## begin

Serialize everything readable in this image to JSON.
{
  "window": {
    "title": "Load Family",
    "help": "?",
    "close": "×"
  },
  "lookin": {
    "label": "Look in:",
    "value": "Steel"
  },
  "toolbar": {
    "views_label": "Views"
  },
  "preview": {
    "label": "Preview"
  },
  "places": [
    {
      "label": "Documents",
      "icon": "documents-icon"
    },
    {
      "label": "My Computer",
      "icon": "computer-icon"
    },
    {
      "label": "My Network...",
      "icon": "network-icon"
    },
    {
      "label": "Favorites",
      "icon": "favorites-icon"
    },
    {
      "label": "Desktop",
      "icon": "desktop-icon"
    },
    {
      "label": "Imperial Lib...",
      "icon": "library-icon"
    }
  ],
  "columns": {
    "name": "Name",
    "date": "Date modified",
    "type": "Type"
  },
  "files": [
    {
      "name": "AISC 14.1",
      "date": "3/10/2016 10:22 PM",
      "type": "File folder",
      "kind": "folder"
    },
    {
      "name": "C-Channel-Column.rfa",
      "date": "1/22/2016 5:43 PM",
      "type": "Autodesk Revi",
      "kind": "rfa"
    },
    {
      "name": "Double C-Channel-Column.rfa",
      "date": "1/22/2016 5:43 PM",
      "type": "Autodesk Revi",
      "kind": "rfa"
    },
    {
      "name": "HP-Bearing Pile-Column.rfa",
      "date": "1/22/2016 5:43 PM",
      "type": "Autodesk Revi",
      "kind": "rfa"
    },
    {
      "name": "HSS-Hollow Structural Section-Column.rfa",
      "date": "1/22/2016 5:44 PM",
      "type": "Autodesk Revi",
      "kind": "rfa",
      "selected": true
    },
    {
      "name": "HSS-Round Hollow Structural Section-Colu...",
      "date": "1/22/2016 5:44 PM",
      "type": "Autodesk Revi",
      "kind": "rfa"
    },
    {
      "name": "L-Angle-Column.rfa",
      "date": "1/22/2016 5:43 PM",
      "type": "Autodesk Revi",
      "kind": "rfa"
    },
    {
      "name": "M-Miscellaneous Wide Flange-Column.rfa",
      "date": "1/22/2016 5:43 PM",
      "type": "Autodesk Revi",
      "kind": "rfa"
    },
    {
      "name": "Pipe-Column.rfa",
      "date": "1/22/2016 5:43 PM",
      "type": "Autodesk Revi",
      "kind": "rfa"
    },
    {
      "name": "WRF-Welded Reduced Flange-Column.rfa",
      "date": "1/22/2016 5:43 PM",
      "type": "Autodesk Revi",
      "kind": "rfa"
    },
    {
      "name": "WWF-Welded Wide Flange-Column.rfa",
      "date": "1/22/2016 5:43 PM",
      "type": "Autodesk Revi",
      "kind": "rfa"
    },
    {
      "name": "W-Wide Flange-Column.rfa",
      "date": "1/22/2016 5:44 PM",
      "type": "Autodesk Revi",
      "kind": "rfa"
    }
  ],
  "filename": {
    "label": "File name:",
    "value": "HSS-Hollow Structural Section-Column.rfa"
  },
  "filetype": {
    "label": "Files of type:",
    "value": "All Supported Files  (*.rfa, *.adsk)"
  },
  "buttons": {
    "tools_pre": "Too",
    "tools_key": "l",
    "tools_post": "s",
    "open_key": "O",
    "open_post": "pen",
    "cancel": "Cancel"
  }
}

## end

◆ THE PROBLEM: Check every line for "Wide" and show the ones that have it.

◆ OUTPUT:
      "name": "M-Miscellaneous Wide Flange-Column.rfa",
      "name": "WWF-Welded Wide Flange-Column.rfa",
      "name": "W-Wide Flange-Column.rfa",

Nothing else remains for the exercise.